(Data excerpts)
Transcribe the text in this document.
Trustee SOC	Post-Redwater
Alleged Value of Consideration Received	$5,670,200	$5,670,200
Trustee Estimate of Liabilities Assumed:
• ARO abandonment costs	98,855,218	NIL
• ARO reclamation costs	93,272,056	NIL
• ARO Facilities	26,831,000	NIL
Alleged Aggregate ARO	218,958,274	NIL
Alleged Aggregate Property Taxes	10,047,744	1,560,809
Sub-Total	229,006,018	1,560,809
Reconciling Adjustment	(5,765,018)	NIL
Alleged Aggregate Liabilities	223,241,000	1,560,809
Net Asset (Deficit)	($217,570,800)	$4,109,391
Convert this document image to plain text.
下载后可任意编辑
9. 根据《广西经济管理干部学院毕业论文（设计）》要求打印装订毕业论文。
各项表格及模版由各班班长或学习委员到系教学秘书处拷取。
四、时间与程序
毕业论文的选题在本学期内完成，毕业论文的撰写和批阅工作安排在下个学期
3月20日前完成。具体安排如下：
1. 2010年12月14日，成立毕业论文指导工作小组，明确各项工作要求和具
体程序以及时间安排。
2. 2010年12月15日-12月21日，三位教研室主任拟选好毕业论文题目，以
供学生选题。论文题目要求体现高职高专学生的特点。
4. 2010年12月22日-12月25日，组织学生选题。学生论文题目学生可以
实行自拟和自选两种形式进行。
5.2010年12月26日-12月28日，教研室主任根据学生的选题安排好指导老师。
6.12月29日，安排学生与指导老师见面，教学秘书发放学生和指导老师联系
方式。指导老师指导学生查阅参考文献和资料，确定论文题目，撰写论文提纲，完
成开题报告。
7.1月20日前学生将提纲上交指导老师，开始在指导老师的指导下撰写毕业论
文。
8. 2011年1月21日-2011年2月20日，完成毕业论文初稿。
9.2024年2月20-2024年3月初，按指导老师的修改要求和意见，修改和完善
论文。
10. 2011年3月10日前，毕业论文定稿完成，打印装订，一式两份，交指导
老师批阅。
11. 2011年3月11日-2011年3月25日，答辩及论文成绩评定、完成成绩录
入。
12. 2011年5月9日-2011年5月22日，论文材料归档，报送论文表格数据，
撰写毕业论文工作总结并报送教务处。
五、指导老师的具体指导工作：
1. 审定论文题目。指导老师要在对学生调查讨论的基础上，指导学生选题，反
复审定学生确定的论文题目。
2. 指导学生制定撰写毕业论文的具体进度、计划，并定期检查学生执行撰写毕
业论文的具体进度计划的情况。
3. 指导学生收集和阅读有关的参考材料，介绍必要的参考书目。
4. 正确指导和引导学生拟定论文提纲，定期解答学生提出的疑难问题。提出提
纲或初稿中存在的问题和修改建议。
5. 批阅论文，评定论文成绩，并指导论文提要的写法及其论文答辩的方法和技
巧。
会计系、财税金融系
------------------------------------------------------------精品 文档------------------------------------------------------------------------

WHAT THE TASK ASKS: Copy out the full listing exactly.

FULL ANSWER:
Transcribe the text in this document.
Trustee SOC	Post-Redwater
Alleged Value of Consideration Received	$5,670,200	$5,670,200
Trustee Estimate of Liabilities Assumed:
• ARO abandonment costs	98,855,218	NIL
• ARO reclamation costs	93,272,056	NIL
• ARO Facilities	26,831,000	NIL
Alleged Aggregate ARO	218,958,274	NIL
Alleged Aggregate Property Taxes	10,047,744	1,560,809
Sub-Total	229,006,018	1,560,809
Reconciling Adjustment	(5,765,018)	NIL
Alleged Aggregate Liabilities	223,241,000	1,560,809
Net Asset (Deficit)	($217,570,800)	$4,109,391
Convert this document image to plain text.
下载后可任意编辑
9. 根据《广西经济管理干部学院毕业论文（设计）》要求打印装订毕业论文。
各项表格及模版由各班班长或学习委员到系教学秘书处拷取。
四、时间与程序
毕业论文的选题在本学期内完成，毕业论文的撰写和批阅工作安排在下个学期
3月20日前完成。具体安排如下：
1. 2010年12月14日，成立毕业论文指导工作小组，明确各项工作要求和具
体程序以及时间安排。
2. 2010年12月15日-12月21日，三位教研室主任拟选好毕业论文题目，以
供学生选题。论文题目要求体现高职高专学生的特点。
4. 2010年12月22日-12月25日，组织学生选题。学生论文题目学生可以
实行自拟和自选两种形式进行。
5.2010年12月26日-12月28日，教研室主任根据学生的选题安排好指导老师。
6.12月29日，安排学生与指导老师见面，教学秘书发放学生和指导老师联系
方式。指导老师指导学生查阅参考文献和资料，确定论文题目，撰写论文提纲，完
成开题报告。
7.1月20日前学生将提纲上交指导老师，开始在指导老师的指导下撰写毕业论
文。
8. 2011年1月21日-2011年2月20日，完成毕业论文初稿。
9.2024年2月20-2024年3月初，按指导老师的修改要求和意见，修改和完善
论文。
10. 2011年3月10日前，毕业论文定稿完成，打印装订，一式两份，交指导
老师批阅。
11. 2011年3月11日-2011年3月25日，答辩及论文成绩评定、完成成绩录
入。
12. 2011年5月9日-2011年5月22日，论文材料归档，报送论文表格数据，
撰写毕业论文工作总结并报送教务处。
五、指导老师的具体指导工作：
1. 审定论文题目。指导老师要在对学生调查讨论的基础上，指导学生选题，反
复审定学生确定的论文题目。
2. 指导学生制定撰写毕业论文的具体进度、计划，并定期检查学生执行撰写毕
业论文的具体进度计划的情况。
3. 指导学生收集和阅读有关的参考材料，介绍必要的参考书目。
4. 正确指导和引导学生拟定论文提纲，定期解答学生提出的疑难问题。提出提
纲或初稿中存在的问题和修改建议。
5. 批阅论文，评定论文成绩，并指导论文提要的写法及其论文答辩的方法和技
巧。
会计系、财税金融系
------------------------------------------------------------精品 文档------------------------------------------------------------------------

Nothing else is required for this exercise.